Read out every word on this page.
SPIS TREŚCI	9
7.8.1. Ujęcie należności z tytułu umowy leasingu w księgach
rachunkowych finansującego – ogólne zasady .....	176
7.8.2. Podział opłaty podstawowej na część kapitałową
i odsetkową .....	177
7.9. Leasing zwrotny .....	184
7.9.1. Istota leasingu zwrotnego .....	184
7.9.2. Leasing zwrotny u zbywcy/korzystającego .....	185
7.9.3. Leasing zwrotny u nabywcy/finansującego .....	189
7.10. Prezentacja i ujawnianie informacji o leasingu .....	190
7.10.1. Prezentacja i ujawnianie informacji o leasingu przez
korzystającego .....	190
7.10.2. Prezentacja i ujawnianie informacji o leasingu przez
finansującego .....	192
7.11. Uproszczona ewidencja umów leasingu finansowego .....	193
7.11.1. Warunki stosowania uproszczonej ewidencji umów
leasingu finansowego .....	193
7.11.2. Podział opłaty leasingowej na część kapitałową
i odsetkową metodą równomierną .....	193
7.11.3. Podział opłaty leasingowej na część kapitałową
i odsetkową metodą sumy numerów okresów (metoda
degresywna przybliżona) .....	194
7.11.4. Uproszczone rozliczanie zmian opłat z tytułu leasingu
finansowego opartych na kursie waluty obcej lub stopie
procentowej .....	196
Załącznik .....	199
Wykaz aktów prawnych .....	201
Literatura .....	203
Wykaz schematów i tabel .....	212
--
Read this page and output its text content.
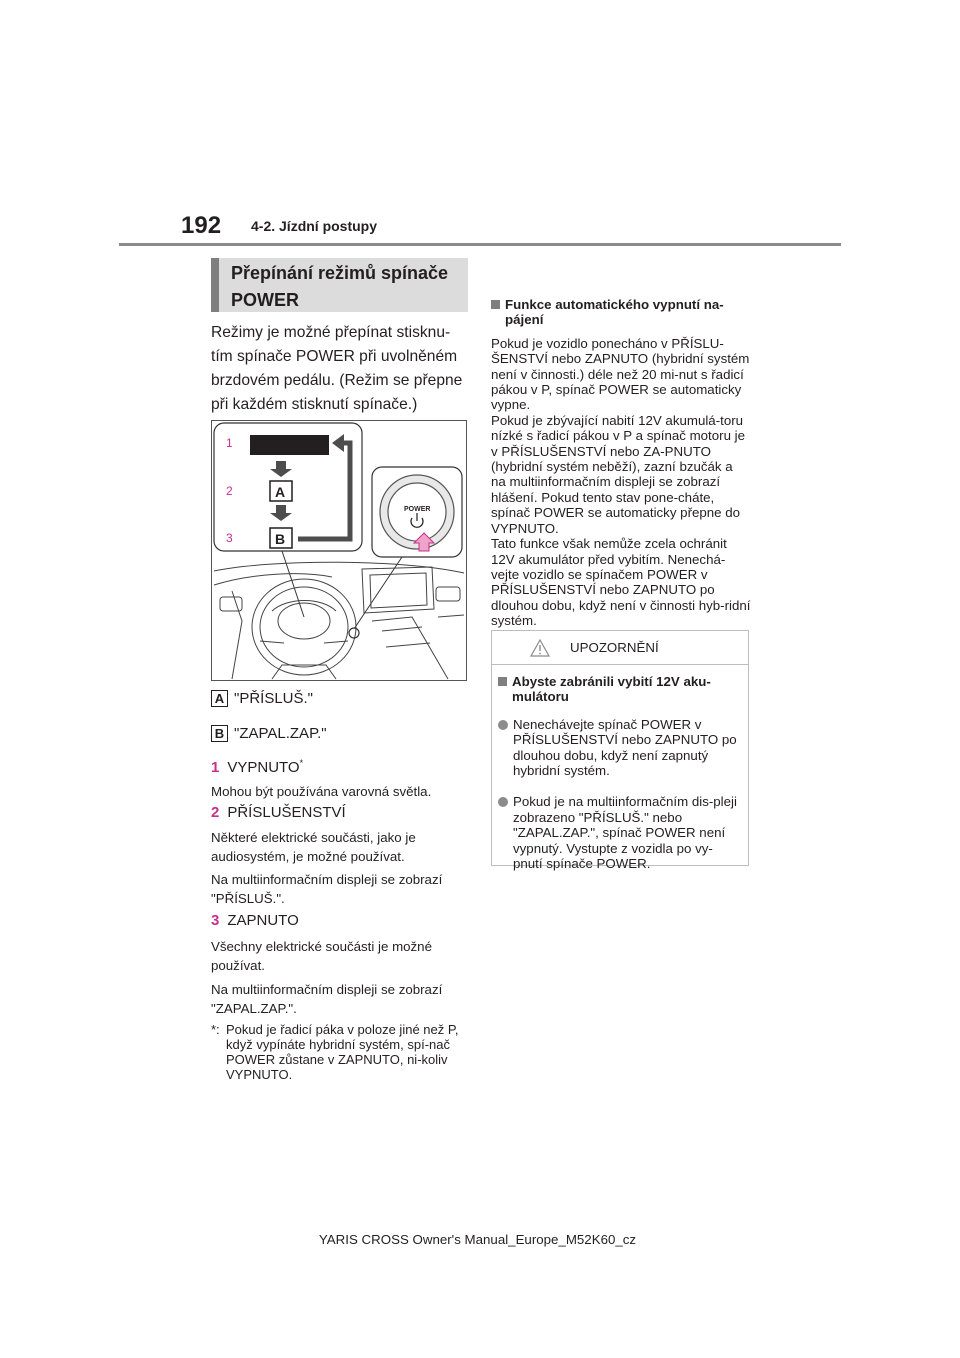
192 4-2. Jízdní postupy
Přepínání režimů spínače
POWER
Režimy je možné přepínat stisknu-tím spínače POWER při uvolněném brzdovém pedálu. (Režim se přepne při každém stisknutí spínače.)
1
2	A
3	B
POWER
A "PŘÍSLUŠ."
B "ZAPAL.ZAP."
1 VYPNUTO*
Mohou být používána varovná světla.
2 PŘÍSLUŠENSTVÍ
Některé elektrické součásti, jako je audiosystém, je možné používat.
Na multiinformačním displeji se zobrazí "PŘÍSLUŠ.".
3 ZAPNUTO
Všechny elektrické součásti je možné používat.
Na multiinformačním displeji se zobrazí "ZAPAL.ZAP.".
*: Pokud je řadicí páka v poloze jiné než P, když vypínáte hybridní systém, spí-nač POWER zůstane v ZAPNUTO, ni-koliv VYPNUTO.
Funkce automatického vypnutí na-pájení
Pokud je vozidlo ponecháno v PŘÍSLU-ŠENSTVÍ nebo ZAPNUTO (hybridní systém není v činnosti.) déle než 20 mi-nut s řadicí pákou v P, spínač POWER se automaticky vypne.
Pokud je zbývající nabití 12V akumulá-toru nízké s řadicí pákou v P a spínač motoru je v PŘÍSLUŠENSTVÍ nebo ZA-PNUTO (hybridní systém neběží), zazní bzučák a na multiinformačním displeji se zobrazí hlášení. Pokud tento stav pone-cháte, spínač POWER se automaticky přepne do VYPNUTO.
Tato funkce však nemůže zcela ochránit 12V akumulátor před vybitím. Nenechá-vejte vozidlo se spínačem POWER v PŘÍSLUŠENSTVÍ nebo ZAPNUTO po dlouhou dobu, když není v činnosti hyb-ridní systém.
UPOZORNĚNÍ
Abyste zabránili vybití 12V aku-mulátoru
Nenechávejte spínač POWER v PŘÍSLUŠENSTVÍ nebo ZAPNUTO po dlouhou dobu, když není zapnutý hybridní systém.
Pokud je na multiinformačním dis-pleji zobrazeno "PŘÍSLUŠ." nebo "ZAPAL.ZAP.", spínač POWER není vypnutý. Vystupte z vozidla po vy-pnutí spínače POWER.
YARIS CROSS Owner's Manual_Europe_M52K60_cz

### What you should do
Find the word "POWER" in the entries above and gather every line that holds it.

### Written response
POWER
Režimy je možné přepínat stisknu-tím spínače POWER při uvolněném brzdovém pedálu. (Režim se přepne při každém stisknutí spínače.)
POWER
*: Pokud je řadicí páka v poloze jiné než P, když vypínáte hybridní systém, spí-nač POWER zůstane v ZAPNUTO, ni-koliv VYPNUTO.
Pokud je vozidlo ponecháno v PŘÍSLU-ŠENSTVÍ nebo ZAPNUTO (hybridní systém není v činnosti.) déle než 20 mi-nut s řadicí pákou v P, spínač POWER se automaticky vypne.
Pokud je zbývající nabití 12V akumulá-toru nízké s řadicí pákou v P a spínač motoru je v PŘÍSLUŠENSTVÍ nebo ZA-PNUTO (hybridní systém neběží), zazní bzučák a na multiinformačním displeji se zobrazí hlášení. Pokud tento stav pone-cháte, spínač POWER se automaticky přepne do VYPNUTO.
Tato funkce však nemůže zcela ochránit 12V akumulátor před vybitím. Nenechá-vejte vozidlo se spínačem POWER v PŘÍSLUŠENSTVÍ nebo ZAPNUTO po dlouhou dobu, když není v činnosti hyb-ridní systém.
Nenechávejte spínač POWER v PŘÍSLUŠENSTVÍ nebo ZAPNUTO po dlouhou dobu, když není zapnutý hybridní systém.
Pokud je na multiinformačním dis-pleji zobrazeno "PŘÍSLUŠ." nebo "ZAPAL.ZAP.", spínač POWER není vypnutý. Vystupte z vozidla po vy-pnutí spínače POWER.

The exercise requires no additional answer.